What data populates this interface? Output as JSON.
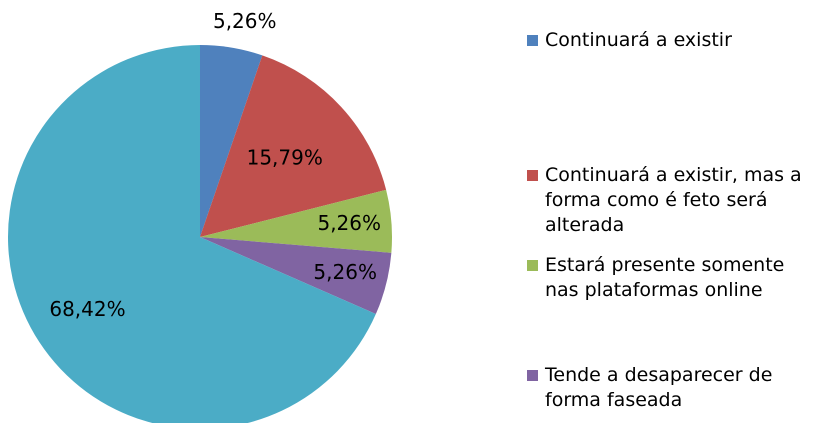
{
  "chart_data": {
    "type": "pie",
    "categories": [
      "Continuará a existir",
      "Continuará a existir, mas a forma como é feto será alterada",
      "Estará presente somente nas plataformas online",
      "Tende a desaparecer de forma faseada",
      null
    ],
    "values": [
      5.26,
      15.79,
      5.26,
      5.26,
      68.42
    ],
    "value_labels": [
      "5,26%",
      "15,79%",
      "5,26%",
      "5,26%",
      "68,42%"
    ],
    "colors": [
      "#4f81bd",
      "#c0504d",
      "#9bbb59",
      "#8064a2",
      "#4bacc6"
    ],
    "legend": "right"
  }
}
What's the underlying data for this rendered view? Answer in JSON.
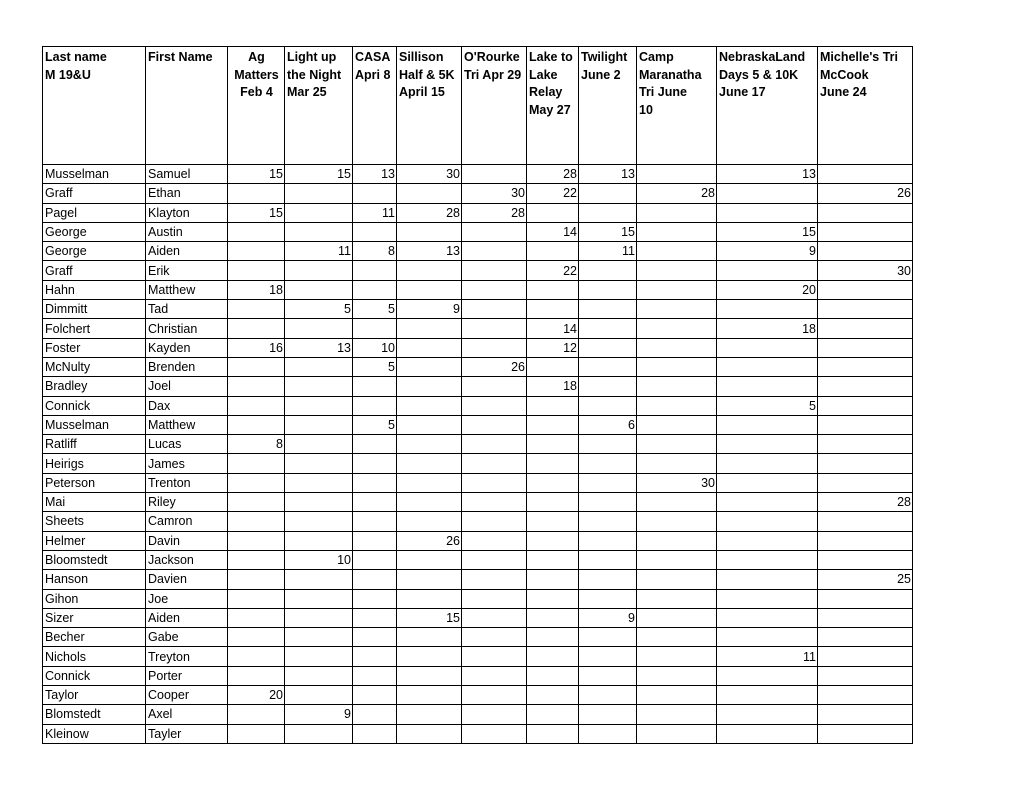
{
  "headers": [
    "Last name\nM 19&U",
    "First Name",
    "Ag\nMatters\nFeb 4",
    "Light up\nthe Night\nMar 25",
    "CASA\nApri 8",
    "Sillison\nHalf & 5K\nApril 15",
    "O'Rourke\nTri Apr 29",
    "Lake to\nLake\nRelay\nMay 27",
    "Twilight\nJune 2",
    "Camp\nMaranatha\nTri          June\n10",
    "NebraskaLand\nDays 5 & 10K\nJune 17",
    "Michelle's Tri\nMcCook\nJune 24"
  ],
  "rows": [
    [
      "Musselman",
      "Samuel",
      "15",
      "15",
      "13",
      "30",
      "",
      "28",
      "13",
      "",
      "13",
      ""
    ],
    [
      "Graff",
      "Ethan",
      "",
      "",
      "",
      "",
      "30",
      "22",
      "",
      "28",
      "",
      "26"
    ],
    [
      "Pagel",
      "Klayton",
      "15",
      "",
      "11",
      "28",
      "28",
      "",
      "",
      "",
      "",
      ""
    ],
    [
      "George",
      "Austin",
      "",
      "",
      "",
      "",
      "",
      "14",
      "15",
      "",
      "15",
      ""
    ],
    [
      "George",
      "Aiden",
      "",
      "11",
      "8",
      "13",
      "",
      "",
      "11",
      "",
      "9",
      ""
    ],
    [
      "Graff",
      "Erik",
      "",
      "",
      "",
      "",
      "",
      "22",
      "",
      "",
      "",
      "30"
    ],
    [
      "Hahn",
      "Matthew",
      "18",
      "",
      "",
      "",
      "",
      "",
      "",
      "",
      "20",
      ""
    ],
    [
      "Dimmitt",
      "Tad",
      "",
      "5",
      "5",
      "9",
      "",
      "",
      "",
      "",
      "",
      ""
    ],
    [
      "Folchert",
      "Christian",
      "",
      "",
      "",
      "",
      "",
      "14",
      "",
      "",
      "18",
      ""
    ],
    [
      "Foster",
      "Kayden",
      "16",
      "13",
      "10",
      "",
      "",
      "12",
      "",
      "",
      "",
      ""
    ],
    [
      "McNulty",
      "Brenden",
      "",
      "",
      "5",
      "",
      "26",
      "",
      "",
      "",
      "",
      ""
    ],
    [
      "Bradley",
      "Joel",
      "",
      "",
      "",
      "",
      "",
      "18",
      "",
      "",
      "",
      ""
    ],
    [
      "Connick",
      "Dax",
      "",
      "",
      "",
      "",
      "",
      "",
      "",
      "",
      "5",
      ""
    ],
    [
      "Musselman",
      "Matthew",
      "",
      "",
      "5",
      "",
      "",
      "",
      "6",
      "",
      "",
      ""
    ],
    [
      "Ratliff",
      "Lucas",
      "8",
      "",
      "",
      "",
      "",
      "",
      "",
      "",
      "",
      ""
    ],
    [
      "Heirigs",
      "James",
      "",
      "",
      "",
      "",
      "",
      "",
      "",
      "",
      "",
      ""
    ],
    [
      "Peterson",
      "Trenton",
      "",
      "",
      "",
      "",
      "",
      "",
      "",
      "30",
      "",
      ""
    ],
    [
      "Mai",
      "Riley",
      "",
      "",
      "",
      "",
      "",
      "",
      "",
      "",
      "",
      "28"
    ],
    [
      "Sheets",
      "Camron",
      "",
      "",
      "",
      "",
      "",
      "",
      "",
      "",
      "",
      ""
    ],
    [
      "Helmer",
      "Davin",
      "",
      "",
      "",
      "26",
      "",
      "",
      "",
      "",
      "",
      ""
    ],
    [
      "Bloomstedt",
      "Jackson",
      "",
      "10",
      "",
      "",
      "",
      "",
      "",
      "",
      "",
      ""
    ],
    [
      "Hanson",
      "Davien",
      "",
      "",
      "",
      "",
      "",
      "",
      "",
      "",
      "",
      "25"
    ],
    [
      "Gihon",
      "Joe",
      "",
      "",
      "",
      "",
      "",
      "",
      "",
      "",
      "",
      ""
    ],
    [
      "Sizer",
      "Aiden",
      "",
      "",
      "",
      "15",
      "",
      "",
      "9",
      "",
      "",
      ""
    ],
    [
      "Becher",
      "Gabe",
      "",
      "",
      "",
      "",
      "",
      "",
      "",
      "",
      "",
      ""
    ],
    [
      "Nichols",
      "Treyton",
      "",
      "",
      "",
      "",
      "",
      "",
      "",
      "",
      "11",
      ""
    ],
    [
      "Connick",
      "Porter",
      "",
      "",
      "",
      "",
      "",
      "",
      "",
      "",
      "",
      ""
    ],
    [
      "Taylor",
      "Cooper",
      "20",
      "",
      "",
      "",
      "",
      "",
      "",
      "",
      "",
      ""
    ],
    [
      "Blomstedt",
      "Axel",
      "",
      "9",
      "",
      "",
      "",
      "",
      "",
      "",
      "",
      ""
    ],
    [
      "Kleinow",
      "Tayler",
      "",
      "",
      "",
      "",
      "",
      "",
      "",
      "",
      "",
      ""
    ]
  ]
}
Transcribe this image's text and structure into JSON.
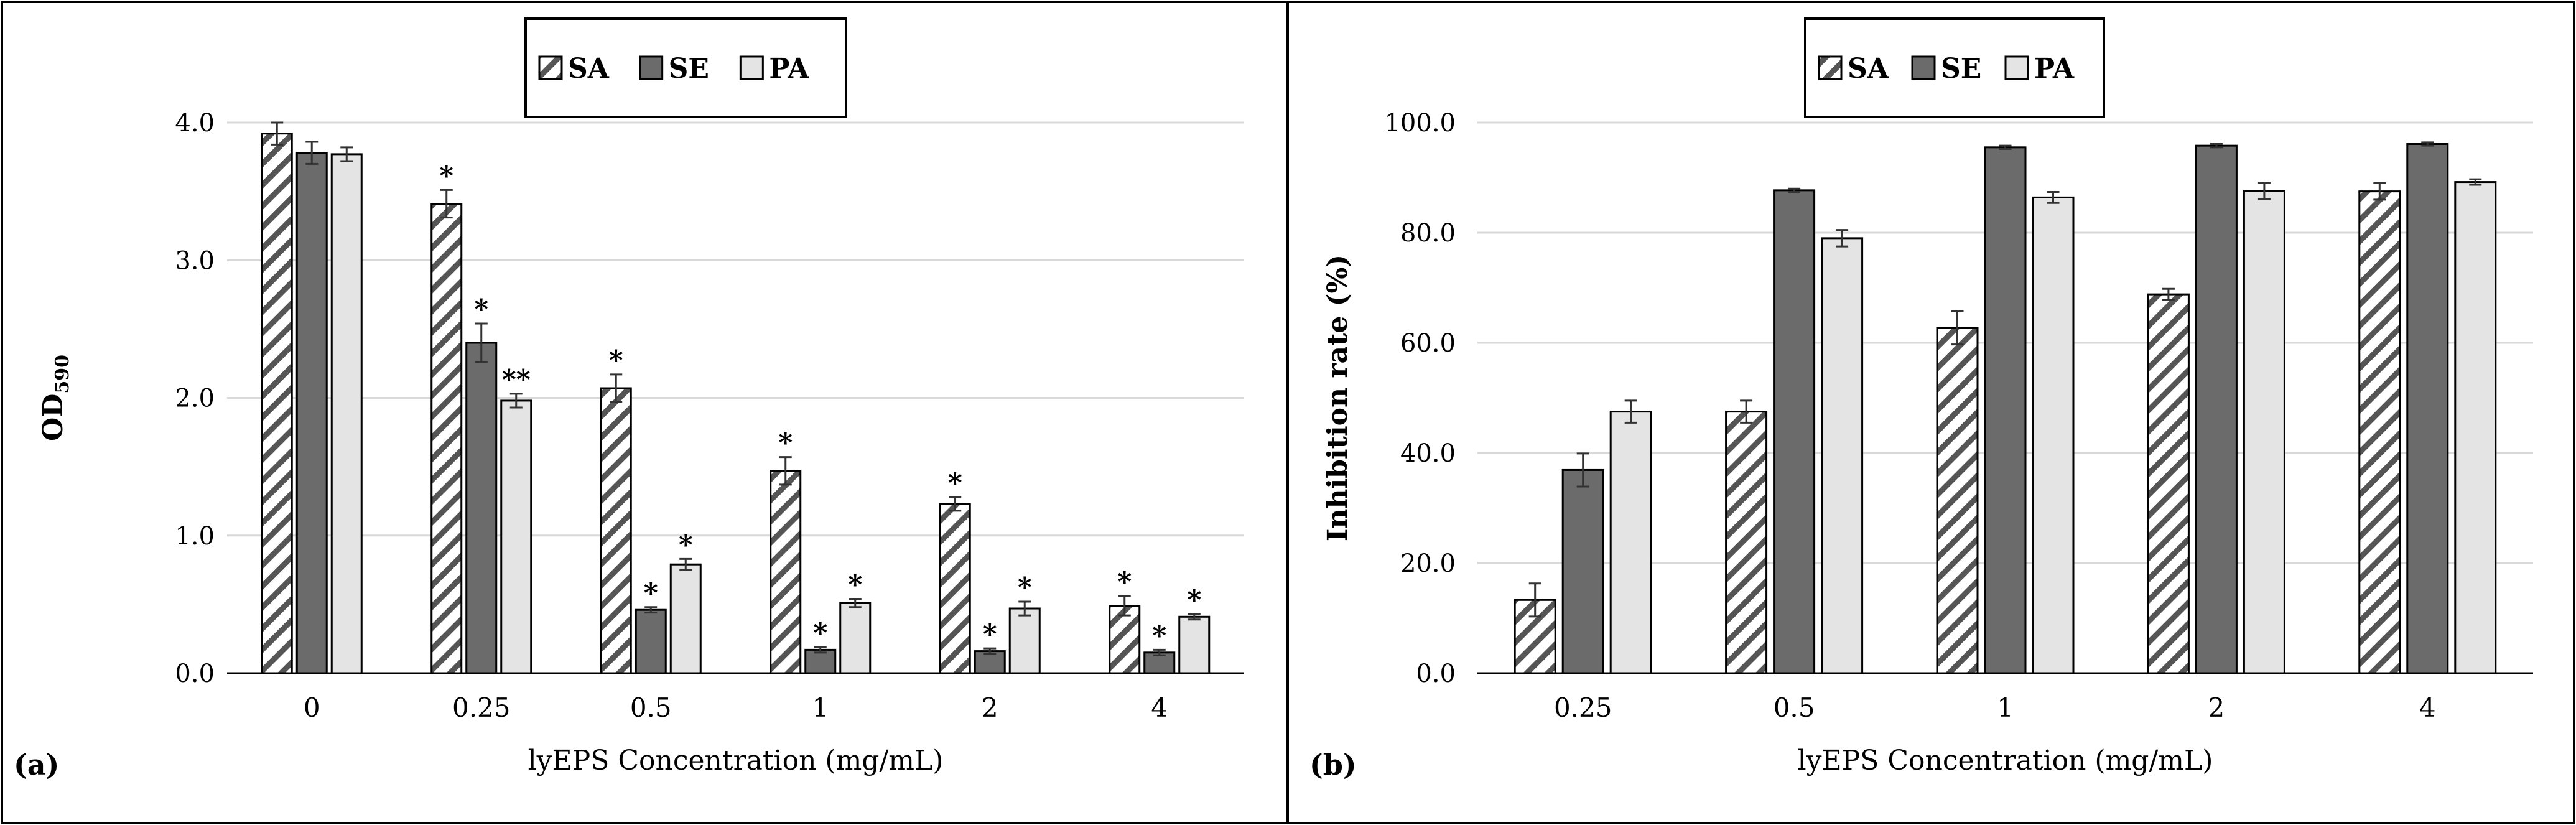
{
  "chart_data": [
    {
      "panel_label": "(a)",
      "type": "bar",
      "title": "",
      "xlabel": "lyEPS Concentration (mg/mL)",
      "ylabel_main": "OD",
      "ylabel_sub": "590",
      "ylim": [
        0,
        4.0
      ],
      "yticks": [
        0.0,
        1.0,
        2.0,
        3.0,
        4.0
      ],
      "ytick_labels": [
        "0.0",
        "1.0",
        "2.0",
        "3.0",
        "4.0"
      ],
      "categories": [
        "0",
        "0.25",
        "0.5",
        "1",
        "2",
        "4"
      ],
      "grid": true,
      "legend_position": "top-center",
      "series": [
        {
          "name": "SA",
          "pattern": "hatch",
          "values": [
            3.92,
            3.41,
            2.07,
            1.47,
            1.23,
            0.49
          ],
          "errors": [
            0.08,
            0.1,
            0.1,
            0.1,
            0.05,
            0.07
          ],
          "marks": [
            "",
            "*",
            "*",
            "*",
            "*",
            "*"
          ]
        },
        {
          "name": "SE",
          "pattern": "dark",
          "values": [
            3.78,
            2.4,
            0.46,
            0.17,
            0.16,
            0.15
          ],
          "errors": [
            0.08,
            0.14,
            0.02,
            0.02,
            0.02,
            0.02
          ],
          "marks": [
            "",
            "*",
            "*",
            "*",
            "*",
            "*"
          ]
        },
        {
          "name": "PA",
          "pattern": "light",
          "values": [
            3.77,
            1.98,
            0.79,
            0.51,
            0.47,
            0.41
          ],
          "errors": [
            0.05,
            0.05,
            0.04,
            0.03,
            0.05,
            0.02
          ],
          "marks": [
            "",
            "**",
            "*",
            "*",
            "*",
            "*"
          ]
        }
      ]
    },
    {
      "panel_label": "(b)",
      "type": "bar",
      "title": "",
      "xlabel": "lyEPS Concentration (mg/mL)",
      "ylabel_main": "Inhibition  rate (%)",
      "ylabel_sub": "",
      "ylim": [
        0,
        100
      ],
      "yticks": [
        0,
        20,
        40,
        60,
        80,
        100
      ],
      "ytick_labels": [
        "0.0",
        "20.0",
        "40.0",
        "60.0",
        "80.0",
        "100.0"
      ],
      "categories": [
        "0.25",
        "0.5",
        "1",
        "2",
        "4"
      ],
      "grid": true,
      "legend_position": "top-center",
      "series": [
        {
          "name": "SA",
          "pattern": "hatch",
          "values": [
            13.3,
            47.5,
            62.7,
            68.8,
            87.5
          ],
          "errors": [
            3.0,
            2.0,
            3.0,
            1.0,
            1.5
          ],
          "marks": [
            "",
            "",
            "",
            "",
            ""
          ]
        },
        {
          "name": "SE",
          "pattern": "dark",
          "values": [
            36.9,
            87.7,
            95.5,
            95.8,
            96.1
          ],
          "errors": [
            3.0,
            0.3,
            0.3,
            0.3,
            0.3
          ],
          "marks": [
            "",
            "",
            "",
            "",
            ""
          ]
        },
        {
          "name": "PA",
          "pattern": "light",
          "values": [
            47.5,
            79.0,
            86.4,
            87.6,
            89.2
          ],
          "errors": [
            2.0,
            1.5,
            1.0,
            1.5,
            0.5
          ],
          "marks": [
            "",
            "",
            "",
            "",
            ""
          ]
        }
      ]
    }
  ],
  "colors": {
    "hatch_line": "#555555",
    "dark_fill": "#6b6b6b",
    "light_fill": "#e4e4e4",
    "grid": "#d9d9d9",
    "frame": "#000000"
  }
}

+ + +

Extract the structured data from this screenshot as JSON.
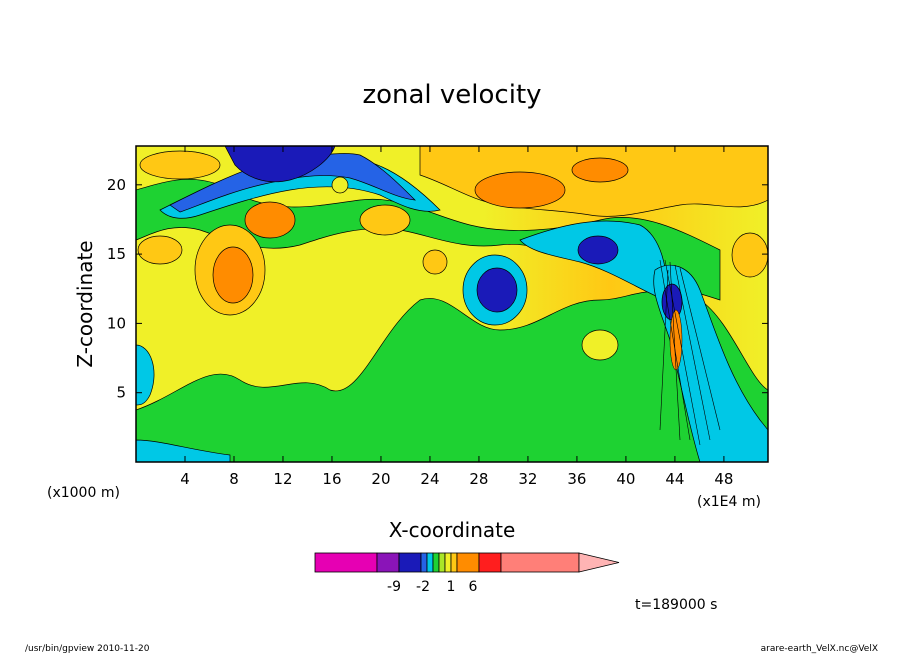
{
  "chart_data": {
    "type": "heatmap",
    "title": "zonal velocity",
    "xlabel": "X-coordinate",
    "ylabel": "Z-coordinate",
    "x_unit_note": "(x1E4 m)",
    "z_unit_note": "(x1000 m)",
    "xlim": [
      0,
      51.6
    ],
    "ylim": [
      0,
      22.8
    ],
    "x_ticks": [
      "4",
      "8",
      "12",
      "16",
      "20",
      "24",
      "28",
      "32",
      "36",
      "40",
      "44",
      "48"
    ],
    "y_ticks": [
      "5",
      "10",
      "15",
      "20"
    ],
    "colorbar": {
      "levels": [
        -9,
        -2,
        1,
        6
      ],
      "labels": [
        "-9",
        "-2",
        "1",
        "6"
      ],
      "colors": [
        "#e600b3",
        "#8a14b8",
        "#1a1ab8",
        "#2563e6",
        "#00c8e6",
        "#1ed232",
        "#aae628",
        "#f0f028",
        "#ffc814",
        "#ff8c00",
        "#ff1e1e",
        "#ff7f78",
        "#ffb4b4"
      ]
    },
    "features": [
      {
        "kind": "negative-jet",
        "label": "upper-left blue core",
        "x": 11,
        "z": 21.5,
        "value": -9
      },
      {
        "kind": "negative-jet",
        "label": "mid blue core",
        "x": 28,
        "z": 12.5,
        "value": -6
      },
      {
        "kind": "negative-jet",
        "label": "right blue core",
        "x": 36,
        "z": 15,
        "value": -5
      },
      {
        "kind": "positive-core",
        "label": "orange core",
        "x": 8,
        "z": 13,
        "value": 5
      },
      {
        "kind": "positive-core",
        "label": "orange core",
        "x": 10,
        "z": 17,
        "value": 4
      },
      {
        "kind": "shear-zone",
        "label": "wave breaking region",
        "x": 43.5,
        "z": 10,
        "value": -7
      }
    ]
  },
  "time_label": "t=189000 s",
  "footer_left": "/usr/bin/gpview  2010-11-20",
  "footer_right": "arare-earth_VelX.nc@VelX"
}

+ + +

> What you will do
Using the listing above, locate the lines that hold "this" and copy each one.

> Written solution
What data populates this interface? Output as JSON.
What's the underlying data for this rendered view? Answer in JSON.
Transcribe this image's text and structure into JSON.
Extract the structured data from this screenshot as JSON.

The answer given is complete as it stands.